### What the task requires
Give a verbatim repeat of the lines that run from the line containing "Convert this chart" to the end of the data below.

### Records for the task
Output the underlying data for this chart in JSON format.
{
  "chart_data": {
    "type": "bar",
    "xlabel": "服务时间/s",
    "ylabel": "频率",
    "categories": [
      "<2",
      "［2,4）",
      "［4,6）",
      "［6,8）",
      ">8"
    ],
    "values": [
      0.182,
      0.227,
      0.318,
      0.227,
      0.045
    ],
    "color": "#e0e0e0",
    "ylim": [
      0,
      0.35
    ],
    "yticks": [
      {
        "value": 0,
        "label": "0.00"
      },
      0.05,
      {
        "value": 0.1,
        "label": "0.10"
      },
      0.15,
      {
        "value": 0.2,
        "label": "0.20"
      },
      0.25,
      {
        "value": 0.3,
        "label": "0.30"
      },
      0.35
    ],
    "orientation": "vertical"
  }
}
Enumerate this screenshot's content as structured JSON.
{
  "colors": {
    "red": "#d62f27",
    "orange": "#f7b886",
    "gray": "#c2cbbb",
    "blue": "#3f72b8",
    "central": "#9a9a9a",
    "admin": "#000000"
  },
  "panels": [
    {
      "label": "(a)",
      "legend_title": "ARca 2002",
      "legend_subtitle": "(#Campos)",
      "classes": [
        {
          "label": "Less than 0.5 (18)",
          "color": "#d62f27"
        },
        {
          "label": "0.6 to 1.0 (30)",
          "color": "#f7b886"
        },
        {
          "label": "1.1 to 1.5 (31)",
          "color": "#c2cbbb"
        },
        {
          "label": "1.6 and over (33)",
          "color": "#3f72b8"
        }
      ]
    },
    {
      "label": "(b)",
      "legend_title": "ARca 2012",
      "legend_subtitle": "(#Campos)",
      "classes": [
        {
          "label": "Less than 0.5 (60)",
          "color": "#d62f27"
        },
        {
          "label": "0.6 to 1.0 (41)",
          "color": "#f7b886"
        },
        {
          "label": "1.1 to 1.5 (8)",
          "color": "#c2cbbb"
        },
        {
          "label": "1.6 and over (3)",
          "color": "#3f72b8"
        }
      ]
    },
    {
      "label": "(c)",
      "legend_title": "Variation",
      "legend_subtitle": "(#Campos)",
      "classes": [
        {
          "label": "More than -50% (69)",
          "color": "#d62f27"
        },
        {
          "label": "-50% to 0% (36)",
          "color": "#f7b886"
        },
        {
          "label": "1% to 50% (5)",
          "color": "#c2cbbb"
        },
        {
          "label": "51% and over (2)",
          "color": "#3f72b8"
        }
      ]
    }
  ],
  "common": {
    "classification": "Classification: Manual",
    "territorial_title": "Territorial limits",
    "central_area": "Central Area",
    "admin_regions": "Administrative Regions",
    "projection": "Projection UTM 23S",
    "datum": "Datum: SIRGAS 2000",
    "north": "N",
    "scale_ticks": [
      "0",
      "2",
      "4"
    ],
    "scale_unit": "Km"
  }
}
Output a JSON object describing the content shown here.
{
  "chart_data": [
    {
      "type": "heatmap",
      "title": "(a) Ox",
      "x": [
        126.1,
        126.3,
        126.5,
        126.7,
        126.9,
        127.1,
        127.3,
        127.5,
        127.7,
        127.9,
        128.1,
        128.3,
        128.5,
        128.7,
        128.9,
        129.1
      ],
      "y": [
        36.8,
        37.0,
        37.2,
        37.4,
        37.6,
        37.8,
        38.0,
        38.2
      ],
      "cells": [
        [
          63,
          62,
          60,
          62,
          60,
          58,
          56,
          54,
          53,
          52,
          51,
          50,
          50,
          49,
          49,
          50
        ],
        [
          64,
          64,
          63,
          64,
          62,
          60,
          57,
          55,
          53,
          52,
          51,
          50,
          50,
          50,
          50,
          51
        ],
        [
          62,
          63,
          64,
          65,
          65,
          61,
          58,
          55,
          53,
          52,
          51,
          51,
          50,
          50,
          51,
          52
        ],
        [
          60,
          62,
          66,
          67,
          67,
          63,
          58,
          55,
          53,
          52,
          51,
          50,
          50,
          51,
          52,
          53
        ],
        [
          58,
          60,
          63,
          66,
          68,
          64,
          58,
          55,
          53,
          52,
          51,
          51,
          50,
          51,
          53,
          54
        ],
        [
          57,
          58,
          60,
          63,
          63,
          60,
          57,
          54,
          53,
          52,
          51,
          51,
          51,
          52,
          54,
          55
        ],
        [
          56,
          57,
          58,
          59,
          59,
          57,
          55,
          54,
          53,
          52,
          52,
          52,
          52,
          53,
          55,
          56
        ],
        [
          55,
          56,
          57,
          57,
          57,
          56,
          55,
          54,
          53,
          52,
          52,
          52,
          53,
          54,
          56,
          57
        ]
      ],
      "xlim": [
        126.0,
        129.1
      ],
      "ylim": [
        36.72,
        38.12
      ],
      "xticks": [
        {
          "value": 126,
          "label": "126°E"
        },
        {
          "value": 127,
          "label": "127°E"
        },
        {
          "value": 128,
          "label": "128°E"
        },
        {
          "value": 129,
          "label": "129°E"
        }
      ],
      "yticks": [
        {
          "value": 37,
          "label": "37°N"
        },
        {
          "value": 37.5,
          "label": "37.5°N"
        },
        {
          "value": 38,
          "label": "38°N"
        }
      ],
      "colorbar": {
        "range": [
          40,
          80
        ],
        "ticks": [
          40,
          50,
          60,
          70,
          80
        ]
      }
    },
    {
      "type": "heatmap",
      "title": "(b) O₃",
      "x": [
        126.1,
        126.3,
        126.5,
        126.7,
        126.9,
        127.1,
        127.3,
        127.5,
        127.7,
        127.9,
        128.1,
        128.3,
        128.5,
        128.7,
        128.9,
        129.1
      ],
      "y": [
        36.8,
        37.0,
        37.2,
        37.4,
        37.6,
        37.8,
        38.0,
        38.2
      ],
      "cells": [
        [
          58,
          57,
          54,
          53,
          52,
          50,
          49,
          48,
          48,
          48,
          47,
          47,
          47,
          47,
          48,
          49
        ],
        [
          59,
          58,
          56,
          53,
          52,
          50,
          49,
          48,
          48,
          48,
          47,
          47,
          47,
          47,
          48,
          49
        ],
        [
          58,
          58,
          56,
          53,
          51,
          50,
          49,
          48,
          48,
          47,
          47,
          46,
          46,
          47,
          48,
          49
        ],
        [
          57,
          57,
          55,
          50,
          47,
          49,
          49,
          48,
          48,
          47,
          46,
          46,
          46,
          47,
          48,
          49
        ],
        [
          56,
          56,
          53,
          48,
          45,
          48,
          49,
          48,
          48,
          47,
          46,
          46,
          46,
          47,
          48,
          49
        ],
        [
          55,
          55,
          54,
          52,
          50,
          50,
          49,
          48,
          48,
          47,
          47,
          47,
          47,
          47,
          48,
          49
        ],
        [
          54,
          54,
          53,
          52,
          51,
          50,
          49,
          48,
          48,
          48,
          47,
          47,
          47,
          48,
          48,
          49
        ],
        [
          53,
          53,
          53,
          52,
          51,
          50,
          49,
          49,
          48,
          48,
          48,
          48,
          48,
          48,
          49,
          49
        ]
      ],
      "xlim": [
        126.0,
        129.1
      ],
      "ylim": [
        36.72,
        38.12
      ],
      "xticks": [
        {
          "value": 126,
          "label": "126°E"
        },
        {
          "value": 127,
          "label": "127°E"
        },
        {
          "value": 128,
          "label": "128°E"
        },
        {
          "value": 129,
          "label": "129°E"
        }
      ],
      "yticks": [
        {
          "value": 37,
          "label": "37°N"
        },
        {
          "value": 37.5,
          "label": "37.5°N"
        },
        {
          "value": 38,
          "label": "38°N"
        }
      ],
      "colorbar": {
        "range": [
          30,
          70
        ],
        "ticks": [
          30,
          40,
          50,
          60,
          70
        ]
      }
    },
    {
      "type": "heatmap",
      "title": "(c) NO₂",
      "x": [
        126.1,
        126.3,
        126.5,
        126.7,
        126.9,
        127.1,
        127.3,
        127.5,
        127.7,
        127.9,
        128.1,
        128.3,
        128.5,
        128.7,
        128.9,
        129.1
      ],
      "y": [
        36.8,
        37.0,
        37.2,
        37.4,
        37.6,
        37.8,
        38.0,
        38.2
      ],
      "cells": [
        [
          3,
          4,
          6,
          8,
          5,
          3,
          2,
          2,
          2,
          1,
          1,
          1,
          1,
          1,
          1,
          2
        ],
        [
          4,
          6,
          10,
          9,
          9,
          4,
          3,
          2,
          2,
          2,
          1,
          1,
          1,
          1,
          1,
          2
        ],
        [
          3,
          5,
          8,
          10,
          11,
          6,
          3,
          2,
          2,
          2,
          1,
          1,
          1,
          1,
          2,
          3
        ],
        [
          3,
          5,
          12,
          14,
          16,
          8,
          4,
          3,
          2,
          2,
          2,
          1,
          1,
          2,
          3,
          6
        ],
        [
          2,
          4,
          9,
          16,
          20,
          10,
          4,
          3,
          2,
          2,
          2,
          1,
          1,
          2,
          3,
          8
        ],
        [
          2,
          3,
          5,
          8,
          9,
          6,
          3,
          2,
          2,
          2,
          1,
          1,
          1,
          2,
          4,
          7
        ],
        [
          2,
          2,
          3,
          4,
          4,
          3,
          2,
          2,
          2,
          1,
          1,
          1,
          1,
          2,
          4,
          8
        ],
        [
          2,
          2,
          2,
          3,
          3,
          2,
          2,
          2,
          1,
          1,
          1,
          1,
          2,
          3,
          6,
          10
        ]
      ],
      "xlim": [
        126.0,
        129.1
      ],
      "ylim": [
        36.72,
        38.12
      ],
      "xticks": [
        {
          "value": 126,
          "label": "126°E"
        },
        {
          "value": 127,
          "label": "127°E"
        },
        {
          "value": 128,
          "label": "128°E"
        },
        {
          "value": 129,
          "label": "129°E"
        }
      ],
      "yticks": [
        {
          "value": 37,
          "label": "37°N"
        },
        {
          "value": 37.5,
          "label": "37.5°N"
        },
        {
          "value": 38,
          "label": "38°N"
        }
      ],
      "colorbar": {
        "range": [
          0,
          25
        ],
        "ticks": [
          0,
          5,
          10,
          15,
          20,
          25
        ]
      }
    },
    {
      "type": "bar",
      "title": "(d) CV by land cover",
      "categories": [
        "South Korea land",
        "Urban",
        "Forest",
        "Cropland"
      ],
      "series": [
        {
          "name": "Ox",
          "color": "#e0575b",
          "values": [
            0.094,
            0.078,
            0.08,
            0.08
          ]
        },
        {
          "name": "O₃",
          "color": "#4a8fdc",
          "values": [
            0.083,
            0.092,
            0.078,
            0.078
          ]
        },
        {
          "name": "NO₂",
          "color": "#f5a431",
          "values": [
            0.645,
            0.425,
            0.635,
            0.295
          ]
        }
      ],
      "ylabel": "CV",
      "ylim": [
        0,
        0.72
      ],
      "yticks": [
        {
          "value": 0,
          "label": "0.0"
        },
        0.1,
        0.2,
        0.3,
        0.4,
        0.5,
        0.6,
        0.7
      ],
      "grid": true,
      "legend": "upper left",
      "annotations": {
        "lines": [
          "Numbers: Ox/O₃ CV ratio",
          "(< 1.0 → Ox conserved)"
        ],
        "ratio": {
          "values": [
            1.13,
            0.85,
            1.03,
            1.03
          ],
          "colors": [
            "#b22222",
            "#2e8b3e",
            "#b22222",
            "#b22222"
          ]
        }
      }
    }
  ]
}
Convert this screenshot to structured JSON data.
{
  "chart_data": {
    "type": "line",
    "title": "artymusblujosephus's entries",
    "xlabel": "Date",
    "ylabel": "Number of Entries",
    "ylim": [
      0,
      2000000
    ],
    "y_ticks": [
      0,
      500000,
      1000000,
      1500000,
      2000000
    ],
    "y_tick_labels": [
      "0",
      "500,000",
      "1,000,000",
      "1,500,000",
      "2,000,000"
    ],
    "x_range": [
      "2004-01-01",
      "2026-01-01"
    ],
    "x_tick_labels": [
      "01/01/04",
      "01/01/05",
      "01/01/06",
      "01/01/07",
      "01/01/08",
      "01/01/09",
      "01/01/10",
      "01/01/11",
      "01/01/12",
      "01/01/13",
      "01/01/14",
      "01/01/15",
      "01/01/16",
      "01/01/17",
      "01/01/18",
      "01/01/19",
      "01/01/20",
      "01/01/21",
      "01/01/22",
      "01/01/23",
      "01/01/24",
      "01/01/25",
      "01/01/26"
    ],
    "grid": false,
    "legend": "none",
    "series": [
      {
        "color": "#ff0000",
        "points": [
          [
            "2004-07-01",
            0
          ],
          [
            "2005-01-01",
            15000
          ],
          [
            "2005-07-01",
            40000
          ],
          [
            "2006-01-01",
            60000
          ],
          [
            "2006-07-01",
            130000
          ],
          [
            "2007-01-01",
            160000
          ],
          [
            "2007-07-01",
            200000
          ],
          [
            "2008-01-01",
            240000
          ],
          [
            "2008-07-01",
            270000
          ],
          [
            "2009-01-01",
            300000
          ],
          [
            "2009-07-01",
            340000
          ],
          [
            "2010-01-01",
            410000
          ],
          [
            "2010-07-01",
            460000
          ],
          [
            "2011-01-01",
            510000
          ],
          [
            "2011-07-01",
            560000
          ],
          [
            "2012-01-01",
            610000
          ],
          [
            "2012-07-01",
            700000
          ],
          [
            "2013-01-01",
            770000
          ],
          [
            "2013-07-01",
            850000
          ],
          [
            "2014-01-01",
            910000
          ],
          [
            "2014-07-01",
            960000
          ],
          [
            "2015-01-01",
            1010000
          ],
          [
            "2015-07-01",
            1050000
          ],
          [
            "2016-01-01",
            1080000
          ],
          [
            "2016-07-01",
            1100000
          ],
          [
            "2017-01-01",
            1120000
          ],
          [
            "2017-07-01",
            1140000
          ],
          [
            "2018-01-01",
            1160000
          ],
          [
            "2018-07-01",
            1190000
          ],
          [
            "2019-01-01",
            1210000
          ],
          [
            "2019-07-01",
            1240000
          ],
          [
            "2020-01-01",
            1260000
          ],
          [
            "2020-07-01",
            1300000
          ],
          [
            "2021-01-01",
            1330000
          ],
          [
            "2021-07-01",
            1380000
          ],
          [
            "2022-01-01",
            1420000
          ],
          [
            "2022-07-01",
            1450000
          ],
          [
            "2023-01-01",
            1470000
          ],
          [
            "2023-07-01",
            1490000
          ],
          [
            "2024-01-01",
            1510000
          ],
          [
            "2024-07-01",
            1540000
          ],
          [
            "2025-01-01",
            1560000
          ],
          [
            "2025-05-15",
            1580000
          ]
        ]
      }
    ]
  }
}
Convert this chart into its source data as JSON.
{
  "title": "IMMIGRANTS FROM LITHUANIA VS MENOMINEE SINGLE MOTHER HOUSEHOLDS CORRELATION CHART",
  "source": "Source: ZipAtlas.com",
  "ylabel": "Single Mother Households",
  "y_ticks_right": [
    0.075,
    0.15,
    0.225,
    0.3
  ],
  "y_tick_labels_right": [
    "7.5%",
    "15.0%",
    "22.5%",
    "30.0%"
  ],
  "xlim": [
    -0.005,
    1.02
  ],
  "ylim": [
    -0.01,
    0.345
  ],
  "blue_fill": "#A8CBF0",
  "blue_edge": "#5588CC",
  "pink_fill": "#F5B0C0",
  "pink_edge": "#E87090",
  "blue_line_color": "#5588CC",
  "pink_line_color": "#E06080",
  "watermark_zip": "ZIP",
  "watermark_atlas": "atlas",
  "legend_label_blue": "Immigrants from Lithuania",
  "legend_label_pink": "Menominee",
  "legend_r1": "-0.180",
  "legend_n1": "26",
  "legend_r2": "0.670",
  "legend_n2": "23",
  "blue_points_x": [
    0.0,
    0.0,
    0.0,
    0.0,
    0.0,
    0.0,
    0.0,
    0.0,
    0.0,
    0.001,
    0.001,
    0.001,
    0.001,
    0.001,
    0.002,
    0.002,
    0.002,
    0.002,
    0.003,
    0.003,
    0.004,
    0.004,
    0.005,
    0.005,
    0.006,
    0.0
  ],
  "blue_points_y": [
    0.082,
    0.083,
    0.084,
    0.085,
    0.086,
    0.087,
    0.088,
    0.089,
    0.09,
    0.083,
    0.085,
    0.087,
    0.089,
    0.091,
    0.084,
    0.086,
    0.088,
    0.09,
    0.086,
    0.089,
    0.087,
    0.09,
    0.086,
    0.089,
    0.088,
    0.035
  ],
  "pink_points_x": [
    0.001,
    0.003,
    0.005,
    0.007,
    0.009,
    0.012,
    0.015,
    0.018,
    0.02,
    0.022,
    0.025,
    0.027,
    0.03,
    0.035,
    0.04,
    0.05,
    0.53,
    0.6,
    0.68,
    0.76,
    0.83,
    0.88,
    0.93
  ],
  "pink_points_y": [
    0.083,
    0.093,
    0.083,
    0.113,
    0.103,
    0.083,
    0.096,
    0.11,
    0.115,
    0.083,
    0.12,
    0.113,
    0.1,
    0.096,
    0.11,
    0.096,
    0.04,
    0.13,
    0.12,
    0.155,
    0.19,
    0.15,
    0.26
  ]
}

### Answer below
Convert this chart into its source data as JSON.
{
  "title": "IMMIGRANTS FROM LITHUANIA VS MENOMINEE SINGLE MOTHER HOUSEHOLDS CORRELATION CHART",
  "source": "Source: ZipAtlas.com",
  "ylabel": "Single Mother Households",
  "y_ticks_right": [
    0.075,
    0.15,
    0.225,
    0.3
  ],
  "y_tick_labels_right": [
    "7.5%",
    "15.0%",
    "22.5%",
    "30.0%"
  ],
  "xlim": [
    -0.005,
    1.02
  ],
  "ylim": [
    -0.01,
    0.345
  ],
  "blue_fill": "#A8CBF0",
  "blue_edge": "#5588CC",
  "pink_fill": "#F5B0C0",
  "pink_edge": "#E87090",
  "blue_line_color": "#5588CC",
  "pink_line_color": "#E06080",
  "watermark_zip": "ZIP",
  "watermark_atlas": "atlas",
  "legend_label_blue": "Immigrants from Lithuania",
  "legend_label_pink": "Menominee",
  "legend_r1": "-0.180",
  "legend_n1": "26",
  "legend_r2": "0.670",
  "legend_n2": "23",
  "blue_points_x": [
    0.0,
    0.0,
    0.0,
    0.0,
    0.0,
    0.0,
    0.0,
    0.0,
    0.0,
    0.001,
    0.001,
    0.001,
    0.001,
    0.001,
    0.002,
    0.002,
    0.002,
    0.002,
    0.003,
    0.003,
    0.004,
    0.004,
    0.005,
    0.005,
    0.006,
    0.0
  ],
  "blue_points_y": [
    0.082,
    0.083,
    0.084,
    0.085,
    0.086,
    0.087,
    0.088,
    0.089,
    0.09,
    0.083,
    0.085,
    0.087,
    0.089,
    0.091,
    0.084,
    0.086,
    0.088,
    0.09,
    0.086,
    0.089,
    0.087,
    0.09,
    0.086,
    0.089,
    0.088,
    0.035
  ],
  "pink_points_x": [
    0.001,
    0.003,
    0.005,
    0.007,
    0.009,
    0.012,
    0.015,
    0.018,
    0.02,
    0.022,
    0.025,
    0.027,
    0.03,
    0.035,
    0.04,
    0.05,
    0.53,
    0.6,
    0.68,
    0.76,
    0.83,
    0.88,
    0.93
  ],
  "pink_points_y": [
    0.083,
    0.093,
    0.083,
    0.113,
    0.103,
    0.083,
    0.096,
    0.11,
    0.115,
    0.083,
    0.12,
    0.113,
    0.1,
    0.096,
    0.11,
    0.096,
    0.04,
    0.13,
    0.12,
    0.155,
    0.19,
    0.15,
    0.26
  ]
}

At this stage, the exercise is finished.